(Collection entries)
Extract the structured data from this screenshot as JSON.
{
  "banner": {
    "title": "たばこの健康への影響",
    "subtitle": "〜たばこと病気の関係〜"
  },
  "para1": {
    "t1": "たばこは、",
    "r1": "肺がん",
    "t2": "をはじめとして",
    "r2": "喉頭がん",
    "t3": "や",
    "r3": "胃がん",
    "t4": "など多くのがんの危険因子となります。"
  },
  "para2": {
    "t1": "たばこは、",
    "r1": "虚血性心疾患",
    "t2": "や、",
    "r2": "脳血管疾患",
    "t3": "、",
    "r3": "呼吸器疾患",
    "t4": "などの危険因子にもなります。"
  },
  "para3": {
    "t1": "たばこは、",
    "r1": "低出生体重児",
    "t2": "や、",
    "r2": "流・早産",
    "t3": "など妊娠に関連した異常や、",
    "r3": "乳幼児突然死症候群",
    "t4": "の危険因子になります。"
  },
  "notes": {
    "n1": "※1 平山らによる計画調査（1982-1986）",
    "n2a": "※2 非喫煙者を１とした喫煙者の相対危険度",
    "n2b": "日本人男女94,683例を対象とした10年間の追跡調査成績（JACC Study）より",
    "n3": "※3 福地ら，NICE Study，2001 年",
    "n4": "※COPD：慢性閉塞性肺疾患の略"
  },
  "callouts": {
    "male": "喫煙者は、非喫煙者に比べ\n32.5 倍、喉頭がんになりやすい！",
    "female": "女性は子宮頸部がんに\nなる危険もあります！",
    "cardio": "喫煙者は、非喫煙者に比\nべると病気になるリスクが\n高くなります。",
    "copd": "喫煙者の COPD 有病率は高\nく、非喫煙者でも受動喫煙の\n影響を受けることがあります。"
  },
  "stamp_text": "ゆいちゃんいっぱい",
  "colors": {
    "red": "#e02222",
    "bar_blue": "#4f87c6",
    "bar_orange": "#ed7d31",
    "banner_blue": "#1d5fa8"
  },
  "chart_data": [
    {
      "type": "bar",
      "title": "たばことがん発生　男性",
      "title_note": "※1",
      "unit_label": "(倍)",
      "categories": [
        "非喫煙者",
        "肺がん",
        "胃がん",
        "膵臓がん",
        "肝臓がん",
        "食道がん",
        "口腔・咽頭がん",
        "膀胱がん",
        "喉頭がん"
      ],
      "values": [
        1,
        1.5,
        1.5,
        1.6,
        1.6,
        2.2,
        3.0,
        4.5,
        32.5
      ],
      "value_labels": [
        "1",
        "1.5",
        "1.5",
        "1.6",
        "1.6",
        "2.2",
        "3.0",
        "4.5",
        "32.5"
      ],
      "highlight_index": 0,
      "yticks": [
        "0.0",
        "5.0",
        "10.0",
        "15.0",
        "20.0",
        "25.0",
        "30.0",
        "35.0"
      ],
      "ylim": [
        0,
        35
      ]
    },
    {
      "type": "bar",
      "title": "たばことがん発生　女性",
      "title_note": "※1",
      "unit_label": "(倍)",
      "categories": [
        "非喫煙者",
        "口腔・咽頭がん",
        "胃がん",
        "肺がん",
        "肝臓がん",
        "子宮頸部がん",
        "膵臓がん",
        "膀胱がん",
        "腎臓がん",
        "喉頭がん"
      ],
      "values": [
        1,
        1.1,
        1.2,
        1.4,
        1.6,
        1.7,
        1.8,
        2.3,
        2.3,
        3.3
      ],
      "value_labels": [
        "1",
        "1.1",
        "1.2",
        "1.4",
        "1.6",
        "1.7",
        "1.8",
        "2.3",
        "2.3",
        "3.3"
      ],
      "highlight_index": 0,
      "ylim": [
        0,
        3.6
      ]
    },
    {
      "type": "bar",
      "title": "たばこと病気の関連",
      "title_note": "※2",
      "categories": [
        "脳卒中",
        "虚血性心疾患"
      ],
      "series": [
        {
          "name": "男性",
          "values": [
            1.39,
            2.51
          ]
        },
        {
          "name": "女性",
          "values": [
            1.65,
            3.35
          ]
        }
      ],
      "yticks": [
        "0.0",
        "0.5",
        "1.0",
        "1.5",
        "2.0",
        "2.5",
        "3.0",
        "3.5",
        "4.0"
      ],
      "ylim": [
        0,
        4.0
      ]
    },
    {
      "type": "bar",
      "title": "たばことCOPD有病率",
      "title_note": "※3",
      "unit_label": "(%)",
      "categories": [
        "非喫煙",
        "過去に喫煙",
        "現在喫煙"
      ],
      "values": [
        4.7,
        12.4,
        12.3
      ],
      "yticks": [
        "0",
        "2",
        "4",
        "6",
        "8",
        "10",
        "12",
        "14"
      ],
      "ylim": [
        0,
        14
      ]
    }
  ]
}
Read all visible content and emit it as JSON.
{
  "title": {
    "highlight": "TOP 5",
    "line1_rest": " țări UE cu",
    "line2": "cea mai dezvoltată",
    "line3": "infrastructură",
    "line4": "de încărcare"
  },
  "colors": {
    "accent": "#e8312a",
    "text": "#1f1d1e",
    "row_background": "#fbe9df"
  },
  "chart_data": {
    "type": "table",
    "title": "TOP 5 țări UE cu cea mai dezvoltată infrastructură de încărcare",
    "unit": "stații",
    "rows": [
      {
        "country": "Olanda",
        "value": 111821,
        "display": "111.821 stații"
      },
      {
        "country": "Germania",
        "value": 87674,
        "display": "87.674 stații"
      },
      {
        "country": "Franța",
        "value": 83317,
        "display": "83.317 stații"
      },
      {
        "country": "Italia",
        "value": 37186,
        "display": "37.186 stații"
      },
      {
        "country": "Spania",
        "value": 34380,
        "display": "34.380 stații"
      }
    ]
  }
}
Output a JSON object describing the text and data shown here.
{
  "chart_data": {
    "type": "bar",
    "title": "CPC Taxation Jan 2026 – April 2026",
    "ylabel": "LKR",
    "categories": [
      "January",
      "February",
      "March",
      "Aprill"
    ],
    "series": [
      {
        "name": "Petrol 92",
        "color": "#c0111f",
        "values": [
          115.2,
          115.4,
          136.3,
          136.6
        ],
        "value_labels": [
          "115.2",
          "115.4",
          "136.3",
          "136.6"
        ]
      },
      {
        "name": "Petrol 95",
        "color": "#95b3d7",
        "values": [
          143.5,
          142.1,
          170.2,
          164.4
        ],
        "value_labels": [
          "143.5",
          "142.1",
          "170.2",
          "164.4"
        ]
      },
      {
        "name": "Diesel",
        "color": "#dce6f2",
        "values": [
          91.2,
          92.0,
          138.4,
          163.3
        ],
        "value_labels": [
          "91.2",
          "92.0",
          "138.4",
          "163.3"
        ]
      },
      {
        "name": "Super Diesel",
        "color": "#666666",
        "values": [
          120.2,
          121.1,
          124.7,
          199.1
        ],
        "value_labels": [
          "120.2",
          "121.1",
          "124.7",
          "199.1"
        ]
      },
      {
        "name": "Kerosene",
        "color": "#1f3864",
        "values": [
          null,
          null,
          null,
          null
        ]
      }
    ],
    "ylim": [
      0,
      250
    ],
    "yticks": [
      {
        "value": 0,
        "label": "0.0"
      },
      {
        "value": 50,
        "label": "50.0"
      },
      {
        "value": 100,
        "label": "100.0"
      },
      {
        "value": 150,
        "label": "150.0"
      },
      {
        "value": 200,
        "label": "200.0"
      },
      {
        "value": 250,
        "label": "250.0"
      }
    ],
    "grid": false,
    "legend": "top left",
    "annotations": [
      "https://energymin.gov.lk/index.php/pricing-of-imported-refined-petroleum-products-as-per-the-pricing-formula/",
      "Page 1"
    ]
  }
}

AIM OF THE TASK
Copy every single line of the material above that holds "țări".

WRITTEN REPLY
    "line1_rest": " țări UE cu",
    "title": "TOP 5 țări UE cu cea mai dezvoltată infrastructură de încărcare",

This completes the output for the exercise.